(Dataset excerpts)
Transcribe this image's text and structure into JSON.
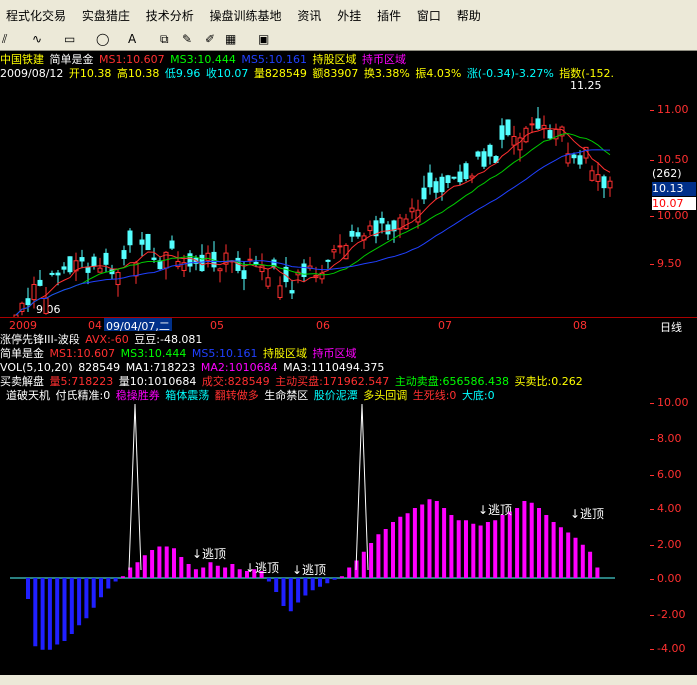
{
  "menu": [
    "程式化交易",
    "实盘猎庄",
    "技术分析",
    "操盘训练基地",
    "资讯",
    "外挂",
    "插件",
    "窗口",
    "帮助"
  ],
  "main_chart": {
    "stock_name": "中国铁建",
    "indicator_name": "简单是金",
    "ms1": "MS1:10.607",
    "ms3": "MS3:10.444",
    "ms5": "MS5:10.161",
    "hold_zone": "持股区域",
    "hold_state": "持币区域",
    "date": "2009/08/12",
    "open": "开10.38",
    "high": "高10.38",
    "low": "低9.96",
    "close": "收10.07",
    "volume": "量828549",
    "amount": "额83907",
    "turnover": "换3.38%",
    "amplitude": "振4.03%",
    "change": "涨(-0.34)-3.27%",
    "index_label": "指数(-152.",
    "peak_label": "11.25",
    "low_label": "9.06",
    "ticks": [
      "11.00",
      "10.50",
      "10.00",
      "9.50"
    ],
    "count_badge": "(262)",
    "price_badge": "10.13",
    "current_price": "10.07",
    "colors": {
      "up": "#ff3030",
      "down": "#54ffff",
      "ms1": "#ff3030",
      "ms3": "#00cc00",
      "ms5": "#2040ff"
    }
  },
  "date_axis": {
    "labels": [
      "2009",
      "04",
      "09/04/07,二",
      "05",
      "06",
      "07",
      "08"
    ],
    "period": "日线"
  },
  "indicators": [
    {
      "name": "涨停先锋III-波段",
      "a": "AVX:-60",
      "b": "豆豆:-48.081"
    },
    {
      "name": "简单是金",
      "a": "MS1:10.607",
      "b": "MS3:10.444",
      "c": "MS5:10.161",
      "d": "持股区域",
      "e": "持币区域"
    },
    {
      "name": "VOL(5,10,20)",
      "a": "828549",
      "b": "MA1:718223",
      "c": "MA2:1010684",
      "d": "MA3:1110494.375"
    },
    {
      "name": "买卖解盘",
      "a": "量5:718223",
      "b": "量10:1010684",
      "c": "成交:828549",
      "d": "主动买盘:171962.547",
      "e": "主动卖盘:656586.438",
      "f": "买卖比:0.262"
    }
  ],
  "bottom_panel": {
    "title": "道破天机",
    "item1": "付氏精准:0",
    "item2": "稳操胜券",
    "item3": "箱体震荡",
    "item4": "翻转做多",
    "item5": "生命禁区",
    "item6": "股价泥潭",
    "item7": "多头回调",
    "item8": "生死线:0",
    "item9": "大底:0",
    "escape_label": "逃顶",
    "ticks": [
      "10.00",
      "8.00",
      "6.00",
      "4.00",
      "2.00",
      "0.00",
      "-2.00",
      "-4.00"
    ]
  },
  "hist_values": [
    -1.2,
    -3.9,
    -4.1,
    -4.1,
    -3.8,
    -3.6,
    -3.2,
    -2.7,
    -2.3,
    -1.7,
    -1.1,
    -0.6,
    -0.2,
    0.1,
    0.6,
    0.9,
    1.3,
    1.6,
    1.8,
    1.8,
    1.7,
    1.2,
    0.8,
    0.5,
    0.6,
    0.9,
    0.7,
    0.6,
    0.8,
    0.5,
    0.4,
    0.5,
    0.4,
    -0.2,
    -0.8,
    -1.6,
    -1.9,
    -1.4,
    -1.0,
    -0.7,
    -0.5,
    -0.3,
    -0.1,
    0.1,
    0.6,
    1.0,
    1.5,
    2.0,
    2.5,
    2.8,
    3.2,
    3.5,
    3.7,
    4.0,
    4.2,
    4.5,
    4.4,
    4.0,
    3.6,
    3.3,
    3.3,
    3.1,
    3.0,
    3.2,
    3.3,
    3.6,
    3.8,
    4.0,
    4.4,
    4.3,
    4.0,
    3.6,
    3.2,
    2.9,
    2.6,
    2.3,
    1.9,
    1.5,
    0.6
  ]
}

EXERCISE PROMPT ->
Copy each line exactly, and leave the pictures out of your copy.

RESPONSE BELOW ->
Transcribe this image's text and structure into JSON.
{
  "menu": [
    "程式化交易",
    "实盘猎庄",
    "技术分析",
    "操盘训练基地",
    "资讯",
    "外挂",
    "插件",
    "窗口",
    "帮助"
  ],
  "main_chart": {
    "stock_name": "中国铁建",
    "indicator_name": "简单是金",
    "ms1": "MS1:10.607",
    "ms3": "MS3:10.444",
    "ms5": "MS5:10.161",
    "hold_zone": "持股区域",
    "hold_state": "持币区域",
    "date": "2009/08/12",
    "open": "开10.38",
    "high": "高10.38",
    "low": "低9.96",
    "close": "收10.07",
    "volume": "量828549",
    "amount": "额83907",
    "turnover": "换3.38%",
    "amplitude": "振4.03%",
    "change": "涨(-0.34)-3.27%",
    "index_label": "指数(-152.",
    "peak_label": "11.25",
    "low_label": "9.06",
    "ticks": [
      "11.00",
      "10.50",
      "10.00",
      "9.50"
    ],
    "count_badge": "(262)",
    "price_badge": "10.13",
    "current_price": "10.07",
    "colors": {
      "up": "#ff3030",
      "down": "#54ffff",
      "ms1": "#ff3030",
      "ms3": "#00cc00",
      "ms5": "#2040ff"
    }
  },
  "date_axis": {
    "labels": [
      "2009",
      "04",
      "09/04/07,二",
      "05",
      "06",
      "07",
      "08"
    ],
    "period": "日线"
  },
  "indicators": [
    {
      "name": "涨停先锋III-波段",
      "a": "AVX:-60",
      "b": "豆豆:-48.081"
    },
    {
      "name": "简单是金",
      "a": "MS1:10.607",
      "b": "MS3:10.444",
      "c": "MS5:10.161",
      "d": "持股区域",
      "e": "持币区域"
    },
    {
      "name": "VOL(5,10,20)",
      "a": "828549",
      "b": "MA1:718223",
      "c": "MA2:1010684",
      "d": "MA3:1110494.375"
    },
    {
      "name": "买卖解盘",
      "a": "量5:718223",
      "b": "量10:1010684",
      "c": "成交:828549",
      "d": "主动买盘:171962.547",
      "e": "主动卖盘:656586.438",
      "f": "买卖比:0.262"
    }
  ],
  "bottom_panel": {
    "title": "道破天机",
    "item1": "付氏精准:0",
    "item2": "稳操胜券",
    "item3": "箱体震荡",
    "item4": "翻转做多",
    "item5": "生命禁区",
    "item6": "股价泥潭",
    "item7": "多头回调",
    "item8": "生死线:0",
    "item9": "大底:0",
    "escape_label": "逃顶",
    "ticks": [
      "10.00",
      "8.00",
      "6.00",
      "4.00",
      "2.00",
      "0.00",
      "-2.00",
      "-4.00"
    ]
  },
  "hist_values": [
    -1.2,
    -3.9,
    -4.1,
    -4.1,
    -3.8,
    -3.6,
    -3.2,
    -2.7,
    -2.3,
    -1.7,
    -1.1,
    -0.6,
    -0.2,
    0.1,
    0.6,
    0.9,
    1.3,
    1.6,
    1.8,
    1.8,
    1.7,
    1.2,
    0.8,
    0.5,
    0.6,
    0.9,
    0.7,
    0.6,
    0.8,
    0.5,
    0.4,
    0.5,
    0.4,
    -0.2,
    -0.8,
    -1.6,
    -1.9,
    -1.4,
    -1.0,
    -0.7,
    -0.5,
    -0.3,
    -0.1,
    0.1,
    0.6,
    1.0,
    1.5,
    2.0,
    2.5,
    2.8,
    3.2,
    3.5,
    3.7,
    4.0,
    4.2,
    4.5,
    4.4,
    4.0,
    3.6,
    3.3,
    3.3,
    3.1,
    3.0,
    3.2,
    3.3,
    3.6,
    3.8,
    4.0,
    4.4,
    4.3,
    4.0,
    3.6,
    3.2,
    2.9,
    2.6,
    2.3,
    1.9,
    1.5,
    0.6
  ]
}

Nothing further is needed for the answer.